(REQUIRED TASK): For every line in the data below that contains "LAPTOP", copy the line.

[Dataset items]

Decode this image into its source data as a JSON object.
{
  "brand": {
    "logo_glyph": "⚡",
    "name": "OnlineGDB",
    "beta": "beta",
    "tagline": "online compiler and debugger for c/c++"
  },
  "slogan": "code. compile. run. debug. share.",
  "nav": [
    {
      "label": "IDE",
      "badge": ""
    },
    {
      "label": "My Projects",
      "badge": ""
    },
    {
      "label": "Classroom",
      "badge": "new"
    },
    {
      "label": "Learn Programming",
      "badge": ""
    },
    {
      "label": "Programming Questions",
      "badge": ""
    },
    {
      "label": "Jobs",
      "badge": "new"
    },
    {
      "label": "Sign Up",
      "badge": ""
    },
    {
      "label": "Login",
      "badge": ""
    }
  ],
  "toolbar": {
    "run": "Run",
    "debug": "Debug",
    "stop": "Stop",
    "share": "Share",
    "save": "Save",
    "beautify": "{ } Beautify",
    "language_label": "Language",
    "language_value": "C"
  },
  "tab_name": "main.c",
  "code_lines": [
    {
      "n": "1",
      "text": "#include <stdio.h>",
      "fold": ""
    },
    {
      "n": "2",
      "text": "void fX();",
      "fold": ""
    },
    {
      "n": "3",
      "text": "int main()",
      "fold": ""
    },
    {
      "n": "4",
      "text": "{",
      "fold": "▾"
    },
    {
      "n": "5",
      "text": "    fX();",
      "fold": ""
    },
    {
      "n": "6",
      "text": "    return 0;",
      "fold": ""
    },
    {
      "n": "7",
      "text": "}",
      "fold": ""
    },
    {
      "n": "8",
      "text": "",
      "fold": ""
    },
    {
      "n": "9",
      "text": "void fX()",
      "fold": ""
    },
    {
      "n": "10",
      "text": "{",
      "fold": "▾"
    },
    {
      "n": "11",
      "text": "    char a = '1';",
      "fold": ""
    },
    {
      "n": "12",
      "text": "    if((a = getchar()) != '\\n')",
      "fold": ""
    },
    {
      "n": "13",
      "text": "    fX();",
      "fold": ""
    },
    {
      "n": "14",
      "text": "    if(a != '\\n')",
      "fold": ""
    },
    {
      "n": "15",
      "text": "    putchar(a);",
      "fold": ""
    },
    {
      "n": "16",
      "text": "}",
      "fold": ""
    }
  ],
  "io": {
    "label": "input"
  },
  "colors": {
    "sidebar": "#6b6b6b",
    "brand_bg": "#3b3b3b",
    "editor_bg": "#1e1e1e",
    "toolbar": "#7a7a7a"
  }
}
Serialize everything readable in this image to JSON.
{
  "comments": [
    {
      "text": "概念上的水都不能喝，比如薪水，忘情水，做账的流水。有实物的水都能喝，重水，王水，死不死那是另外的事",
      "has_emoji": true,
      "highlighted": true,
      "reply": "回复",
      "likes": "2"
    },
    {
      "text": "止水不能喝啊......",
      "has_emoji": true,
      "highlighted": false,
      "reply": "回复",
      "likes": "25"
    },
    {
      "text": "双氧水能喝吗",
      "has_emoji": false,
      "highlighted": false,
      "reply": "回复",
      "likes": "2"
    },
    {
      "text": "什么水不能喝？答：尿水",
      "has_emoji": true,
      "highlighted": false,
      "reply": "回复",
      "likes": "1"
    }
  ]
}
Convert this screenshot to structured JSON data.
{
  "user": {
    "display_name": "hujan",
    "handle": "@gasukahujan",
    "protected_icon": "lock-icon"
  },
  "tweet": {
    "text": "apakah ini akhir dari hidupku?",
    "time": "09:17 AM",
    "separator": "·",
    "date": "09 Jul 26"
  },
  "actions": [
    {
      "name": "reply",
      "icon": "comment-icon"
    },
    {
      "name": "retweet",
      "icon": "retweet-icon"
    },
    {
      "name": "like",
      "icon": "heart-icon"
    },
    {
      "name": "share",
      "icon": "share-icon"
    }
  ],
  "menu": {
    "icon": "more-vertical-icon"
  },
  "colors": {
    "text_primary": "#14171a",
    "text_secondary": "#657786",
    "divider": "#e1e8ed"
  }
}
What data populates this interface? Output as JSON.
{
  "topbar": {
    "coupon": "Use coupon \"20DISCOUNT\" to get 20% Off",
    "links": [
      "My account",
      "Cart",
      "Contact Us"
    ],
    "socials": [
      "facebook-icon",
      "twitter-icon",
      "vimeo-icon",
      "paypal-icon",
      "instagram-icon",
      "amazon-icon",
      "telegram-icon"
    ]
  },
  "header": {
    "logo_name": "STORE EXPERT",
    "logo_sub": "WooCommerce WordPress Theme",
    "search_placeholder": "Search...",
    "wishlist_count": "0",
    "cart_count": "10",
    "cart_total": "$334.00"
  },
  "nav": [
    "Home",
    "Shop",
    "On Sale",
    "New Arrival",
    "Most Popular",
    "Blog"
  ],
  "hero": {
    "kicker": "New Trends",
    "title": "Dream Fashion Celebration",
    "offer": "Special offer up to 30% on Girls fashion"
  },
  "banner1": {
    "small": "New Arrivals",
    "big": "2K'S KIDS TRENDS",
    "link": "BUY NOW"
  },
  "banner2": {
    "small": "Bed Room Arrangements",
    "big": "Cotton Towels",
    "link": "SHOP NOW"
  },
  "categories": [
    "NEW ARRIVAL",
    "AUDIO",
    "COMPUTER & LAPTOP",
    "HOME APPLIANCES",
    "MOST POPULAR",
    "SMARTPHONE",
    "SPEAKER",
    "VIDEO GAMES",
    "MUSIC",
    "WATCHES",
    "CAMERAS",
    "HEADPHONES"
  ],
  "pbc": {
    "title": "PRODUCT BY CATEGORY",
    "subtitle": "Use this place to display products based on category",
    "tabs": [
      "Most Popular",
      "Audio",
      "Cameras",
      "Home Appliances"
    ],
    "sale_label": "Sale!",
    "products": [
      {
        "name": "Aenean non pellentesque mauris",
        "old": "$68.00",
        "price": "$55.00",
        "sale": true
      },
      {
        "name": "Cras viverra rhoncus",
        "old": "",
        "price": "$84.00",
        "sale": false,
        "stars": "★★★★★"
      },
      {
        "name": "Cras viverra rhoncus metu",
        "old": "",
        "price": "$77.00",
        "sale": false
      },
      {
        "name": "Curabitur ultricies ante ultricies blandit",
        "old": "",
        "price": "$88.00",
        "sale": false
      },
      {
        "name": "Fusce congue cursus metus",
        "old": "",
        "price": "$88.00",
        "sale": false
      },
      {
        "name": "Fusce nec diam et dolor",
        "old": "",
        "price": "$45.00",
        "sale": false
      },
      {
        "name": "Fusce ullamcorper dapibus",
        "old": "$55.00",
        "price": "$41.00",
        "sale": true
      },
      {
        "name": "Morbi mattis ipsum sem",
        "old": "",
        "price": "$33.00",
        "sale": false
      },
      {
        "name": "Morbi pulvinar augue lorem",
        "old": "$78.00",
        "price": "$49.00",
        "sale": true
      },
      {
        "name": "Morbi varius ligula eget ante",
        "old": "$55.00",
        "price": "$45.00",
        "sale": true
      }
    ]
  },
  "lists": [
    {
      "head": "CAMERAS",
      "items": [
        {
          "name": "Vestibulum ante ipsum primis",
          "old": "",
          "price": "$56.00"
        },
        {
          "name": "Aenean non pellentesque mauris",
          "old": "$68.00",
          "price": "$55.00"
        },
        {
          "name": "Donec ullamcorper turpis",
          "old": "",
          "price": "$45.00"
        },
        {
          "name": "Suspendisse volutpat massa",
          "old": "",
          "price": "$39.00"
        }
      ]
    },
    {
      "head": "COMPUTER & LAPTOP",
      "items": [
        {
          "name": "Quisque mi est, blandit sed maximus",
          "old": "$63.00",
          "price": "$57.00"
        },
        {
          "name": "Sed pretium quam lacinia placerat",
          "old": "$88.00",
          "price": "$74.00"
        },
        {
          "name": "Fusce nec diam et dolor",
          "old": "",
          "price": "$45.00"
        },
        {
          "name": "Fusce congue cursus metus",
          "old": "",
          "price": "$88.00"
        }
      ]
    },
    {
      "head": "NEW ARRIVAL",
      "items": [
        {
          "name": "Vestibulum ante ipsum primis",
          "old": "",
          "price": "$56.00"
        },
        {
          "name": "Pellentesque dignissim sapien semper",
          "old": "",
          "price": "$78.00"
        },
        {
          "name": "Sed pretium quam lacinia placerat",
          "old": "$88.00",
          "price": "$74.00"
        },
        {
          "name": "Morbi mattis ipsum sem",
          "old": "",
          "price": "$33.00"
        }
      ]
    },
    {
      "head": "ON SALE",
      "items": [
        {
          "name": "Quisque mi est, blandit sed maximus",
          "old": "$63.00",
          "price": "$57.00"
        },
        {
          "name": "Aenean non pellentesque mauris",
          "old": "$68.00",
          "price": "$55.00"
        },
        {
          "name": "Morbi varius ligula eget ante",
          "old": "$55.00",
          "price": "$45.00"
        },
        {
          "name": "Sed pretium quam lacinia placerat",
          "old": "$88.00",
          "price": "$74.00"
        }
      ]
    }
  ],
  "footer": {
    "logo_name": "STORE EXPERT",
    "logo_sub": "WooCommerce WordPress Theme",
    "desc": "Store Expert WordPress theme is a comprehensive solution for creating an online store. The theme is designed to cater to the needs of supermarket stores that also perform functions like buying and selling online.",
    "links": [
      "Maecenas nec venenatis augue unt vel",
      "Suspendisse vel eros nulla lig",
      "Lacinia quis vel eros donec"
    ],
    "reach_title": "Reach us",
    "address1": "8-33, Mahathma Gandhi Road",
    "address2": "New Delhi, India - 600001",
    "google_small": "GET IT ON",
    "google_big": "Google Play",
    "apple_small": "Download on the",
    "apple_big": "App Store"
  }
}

(RESPONSE TO THIS EXERCISE):
    "COMPUTER & LAPTOP",
      "head": "COMPUTER & LAPTOP",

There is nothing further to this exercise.